Records shown
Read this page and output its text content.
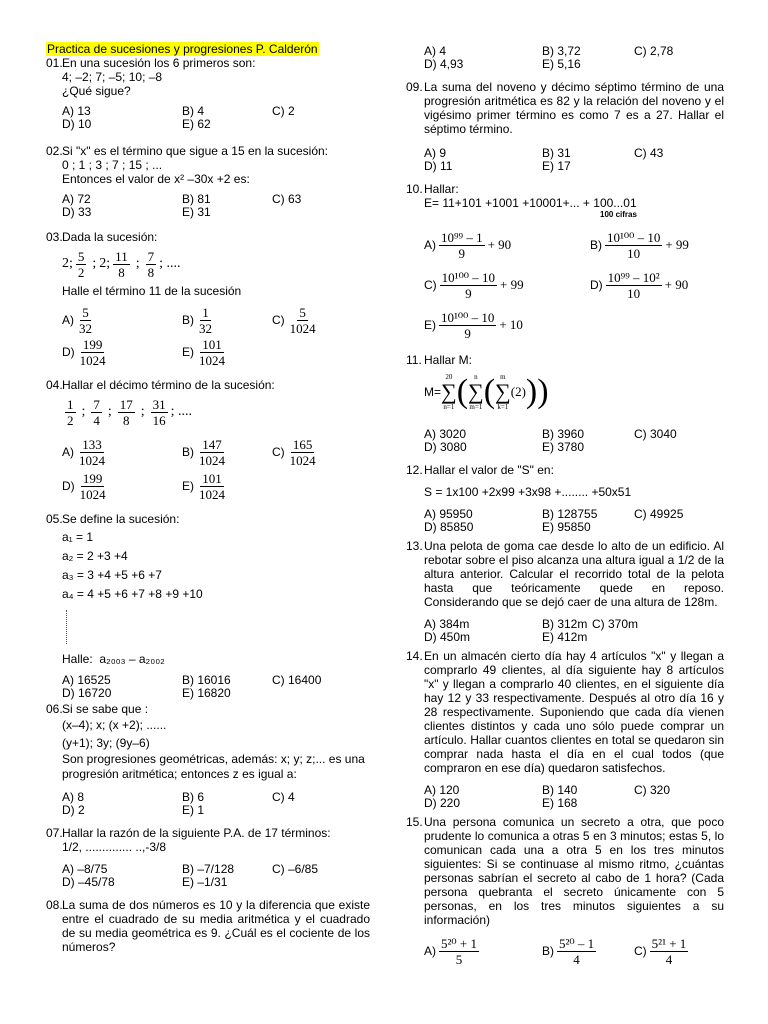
Practica de sucesiones y progresiones P. Calderón
01. En una sucesión los 6 primeros son:
4; –2; 7; –5; 10; –8
¿Qué sigue?
A) 13	B) 4	C) 2
D) 10	E) 62
02. Si "x" es el término que sigue a 15 en la sucesión:
0 ; 1 ; 3 ; 7 ; 15 ; ...
Entonces el valor de x² –30x +2 es:
A) 72	B) 81	C) 63
D) 33	E) 31
03. Dada la sucesión:
2; $\frac{5}{2}$ ; 2; $\frac{11}{8}$ ; $\frac{7}{8}$ ; ....
Halle el término 11 de la sucesión
$A) \frac{5}{32}$	$B) \frac{1}{32}$	$C) \frac{5}{1024}$
$D) \frac{199}{1024}$	$E) \frac{101}{1024}$
04. Hallar el décimo término de la sucesión:
$\frac{1}{2}$ ; $\frac{7}{4}$ ; $\frac{17}{8}$ ; $\frac{31}{16}$ ; ....
$A) \frac{133}{1024}$	$B) \frac{147}{1024}$	$C) \frac{165}{1024}$
$D) \frac{199}{1024}$	$E) \frac{101}{1024}$
05. Se define la sucesión:
a₁ = 1
a₂ = 2 +3 +4
a₃ = 3 +4 +5 +6 +7
a₄ = 4 +5 +6 +7 +8 +9 +10
Halle: a₂₀₀₃ – a₂₀₀₂
A) 16525	B) 16016	C) 16400
D) 16720	E) 16820
06. Si se sabe que :
(x–4); x; (x +2); ......
(y+1); 3y; (9y–6)
Son progresiones geométricas, además: x; y; z;... es una progresión aritmética; entonces z es igual a:
A) 8	B) 6	C) 4
D) 2	E) 1
07. Hallar la razón de la siguiente P.A. de 17 términos:
1/2, .............. ..,-3/8
A) –8/75	B) –7/128	C) –6/85
D) –45/78	E) –1/31
08. La suma de dos números es 10 y la diferencia que existe entre el cuadrado de su media aritmética y el cuadrado de su media geométrica es 9. ¿Cuál es el cociente de los números?
A) 4	B) 3,72	C) 2,78
D) 4,93	E) 5,16
09. La suma del noveno y décimo séptimo término de una progresión aritmética es 82 y la relación del noveno y el vigésimo primer término es como 7 es a 27. Hallar el séptimo término.
A) 9	B) 31	C) 43
D) 11	E) 17
10. Hallar:
E= 11+101 +1001 +10001+... + 100...01
100 cifras
$A) \frac{\text{10⁹⁹ – 1}}{9} + 90$	$B) \frac{\text{10¹⁰⁰ – 10}}{10} + 99$
$C) \frac{\text{10¹⁰⁰ – 10}}{9} + 99$	$D) \frac{\text{10⁹⁹ – 10²}}{10} + 90$
$E) \frac{\text{10¹⁰⁰ – 10}}{9} + 10$
11. Hallar M:
M=
20
∑
n=1 ( n
∑
m=1 ( m
∑
k=1
(2) ) )
A) 3020	B) 3960	C) 3040
D) 3080	E) 3780
12. Hallar el valor de "S" en:
S = 1x100 +2x99 +3x98 +........ +50x51
A) 95950	B) 128755	C) 49925
D) 85850	E) 95850
13. Una pelota de goma cae desde lo alto de un edificio. Al rebotar sobre el piso alcanza una altura igual a 1/2 de la altura anterior. Calcular el recorrido total de la pelota hasta que teóricamente quede en reposo. Considerando que se dejó caer de una altura de 128m.
A) 384m	B) 312m C) 370m
D) 450m	E) 412m
14. En un almacén cierto día hay 4 artículos "x" y llegan a comprarlo 49 clientes, al día siguiente hay 8 artículos "x" y llegan a comprarlo 40 clientes, en el siguiente día hay 12 y 33 respectivamente. Después al otro día 16 y 28 respectivamente. Suponiendo que cada día vienen clientes distintos y cada uno sólo puede comprar un artículo. Hallar cuantos clientes en total se quedaron sin comprar nada hasta el día en el cual todos (que compraron en ese día) quedaron satisfechos.
A) 120	B) 140	C) 320
D) 220	E) 168
15. Una persona comunica un secreto a otra, que poco prudente lo comunica a otras 5 en 3 minutos; estas 5, lo comunican cada una a otra 5 en los tres minutos siguientes: Si se continuase al mismo ritmo, ¿cuántas personas sabrían el secreto al cabo de 1 hora? (Cada persona quebranta el secreto únicamente con 5 personas, en los tres minutos siguientes a su información)
$A) \frac{\text{5²⁰ + 1}}{5}$	$B) \frac{\text{5²⁰ – 1}}{4}$	$C) \frac{\text{5²¹ + 1}}{4}$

Direction
Extract lines where the string "progresiones" occurs.

The result
Practica de sucesiones y progresiones P. Calderón
Son progresiones geométricas, además: x; y; z;... es una progresión aritmética; entonces z es igual a:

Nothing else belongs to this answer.